* _THE EXERCISE_
Gather all lines from the material that contain "index".

* _MATERIAL TO PROCESS_
==========
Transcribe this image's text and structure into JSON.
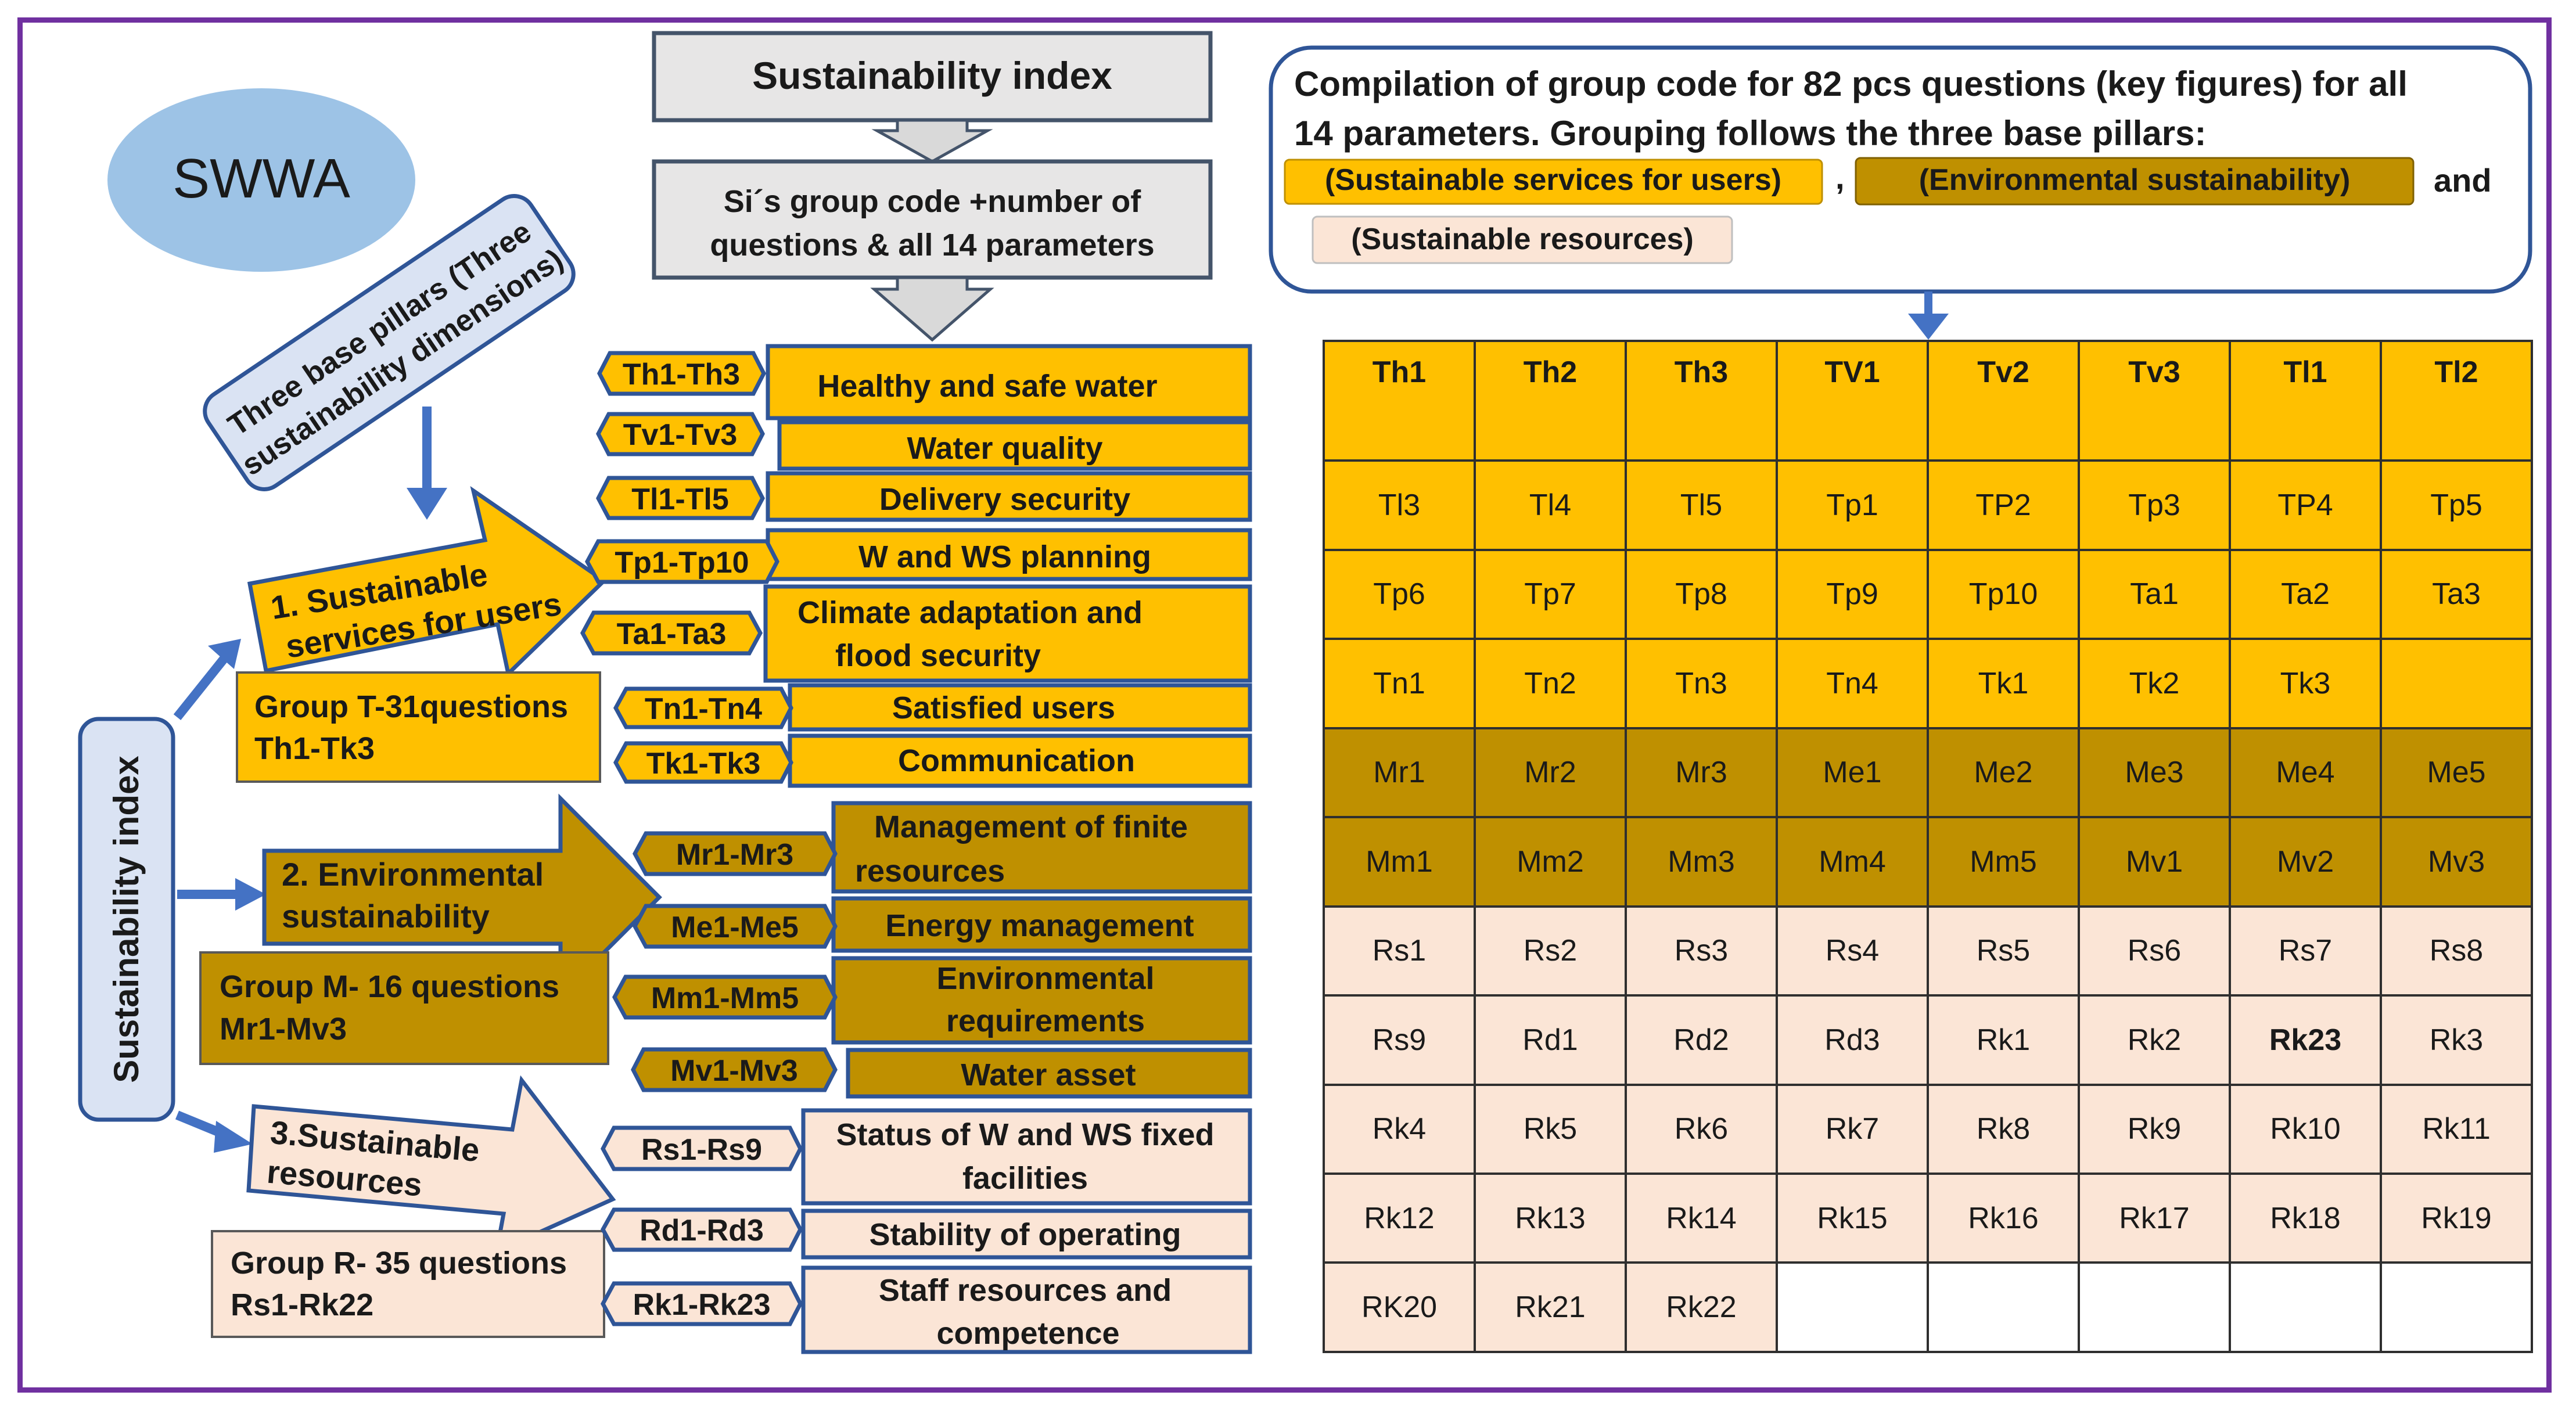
{
  "logo": "SWWA",
  "header": {
    "title": "Sustainability index",
    "subtitle_line1": "Si´s group code +number of",
    "subtitle_line2": "questions & all 14 parameters"
  },
  "pillars_note": {
    "line1": "Three base pillars (Three",
    "line2": "sustainability dimensions)"
  },
  "vertical_label": "Sustainability index",
  "pillars": [
    {
      "title_line1": "1. Sustainable",
      "title_line2": "services for users",
      "group_line1": "Group T-31questions",
      "group_line2": "Th1-Tk3",
      "color": "#ffc000"
    },
    {
      "title_line1": "2. Environmental",
      "title_line2": "sustainability",
      "group_line1": "Group M- 16 questions",
      "group_line2": "Mr1-Mv3",
      "color": "#bf9000"
    },
    {
      "title_line1": "3.Sustainable",
      "title_line2": "resources",
      "group_line1": "Group R- 35 questions",
      "group_line2": "Rs1-Rk22",
      "color": "#fbe5d6"
    }
  ],
  "parameters": [
    {
      "code": "Th1-Th3",
      "label_line1": "Healthy and safe water",
      "label_line2": ""
    },
    {
      "code": "Tv1-Tv3",
      "label_line1": "Water quality",
      "label_line2": ""
    },
    {
      "code": "Tl1-Tl5",
      "label_line1": "Delivery security",
      "label_line2": ""
    },
    {
      "code": "Tp1-Tp10",
      "label_line1": "W and WS planning",
      "label_line2": ""
    },
    {
      "code": "Ta1-Ta3",
      "label_line1": "Climate adaptation and",
      "label_line2": "flood security"
    },
    {
      "code": "Tn1-Tn4",
      "label_line1": "Satisfied users",
      "label_line2": ""
    },
    {
      "code": "Tk1-Tk3",
      "label_line1": "Communication",
      "label_line2": ""
    },
    {
      "code": "Mr1-Mr3",
      "label_line1": "Management of finite",
      "label_line2": "resources"
    },
    {
      "code": "Me1-Me5",
      "label_line1": "Energy management",
      "label_line2": ""
    },
    {
      "code": "Mm1-Mm5",
      "label_line1": "Environmental",
      "label_line2": "requirements"
    },
    {
      "code": "Mv1-Mv3",
      "label_line1": "Water asset",
      "label_line2": ""
    },
    {
      "code": "Rs1-Rs9",
      "label_line1": "Status of W and WS fixed",
      "label_line2": "facilities"
    },
    {
      "code": "Rd1-Rd3",
      "label_line1": "Stability of operating",
      "label_line2": ""
    },
    {
      "code": "Rk1-Rk23",
      "label_line1": "Staff resources and",
      "label_line2": "competence"
    }
  ],
  "compilation": {
    "line1": "Compilation of group code for 82 pcs questions (key figures) for all",
    "line2": "14 parameters. Grouping follows the three base pillars:",
    "chip1": "(Sustainable services for users)",
    "sep": ",",
    "chip2": "(Environmental sustainability)",
    "and": "and",
    "chip3": "(Sustainable resources)"
  },
  "colors": {
    "users": "#ffc000",
    "environment": "#bf9000",
    "resources": "#fbe5d6",
    "header": "#e7e6e6",
    "note": "#dae3f3",
    "logo": "#9dc3e6",
    "arrow": "#4472c4"
  },
  "grid": {
    "rows": [
      [
        "Th1",
        "Th2",
        "Th3",
        "TV1",
        "Tv2",
        "Tv3",
        "Tl1",
        "Tl2"
      ],
      [
        "Tl3",
        "Tl4",
        "Tl5",
        "Tp1",
        "TP2",
        "Tp3",
        "TP4",
        "Tp5"
      ],
      [
        "Tp6",
        "Tp7",
        "Tp8",
        "Tp9",
        "Tp10",
        "Ta1",
        "Ta2",
        "Ta3"
      ],
      [
        "Tn1",
        "Tn2",
        "Tn3",
        "Tn4",
        "Tk1",
        "Tk2",
        "Tk3",
        ""
      ],
      [
        "Mr1",
        "Mr2",
        "Mr3",
        "Me1",
        "Me2",
        "Me3",
        "Me4",
        "Me5"
      ],
      [
        "Mm1",
        "Mm2",
        "Mm3",
        "Mm4",
        "Mm5",
        "Mv1",
        "Mv2",
        "Mv3"
      ],
      [
        "Rs1",
        "Rs2",
        "Rs3",
        "Rs4",
        "Rs5",
        "Rs6",
        "Rs7",
        "Rs8"
      ],
      [
        "Rs9",
        "Rd1",
        "Rd2",
        "Rd3",
        "Rk1",
        "Rk2",
        "Rk23",
        "Rk3"
      ],
      [
        "Rk4",
        "Rk5",
        "Rk6",
        "Rk7",
        "Rk8",
        "Rk9",
        "Rk10",
        "Rk11"
      ],
      [
        "Rk12",
        "Rk13",
        "Rk14",
        "Rk15",
        "Rk16",
        "Rk17",
        "Rk18",
        "Rk19"
      ],
      [
        "RK20",
        "Rk21",
        "Rk22",
        "",
        "",
        "",
        "",
        ""
      ]
    ],
    "row_groups": [
      "users",
      "users",
      "users",
      "users",
      "environment",
      "environment",
      "resources",
      "resources",
      "resources",
      "resources",
      "resources"
    ],
    "bold_cells": [
      "Rk23"
    ]
  }
}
==========
* _OUTPUT BELOW_
    "title": "Sustainability index",
  "vertical_label": "Sustainability index",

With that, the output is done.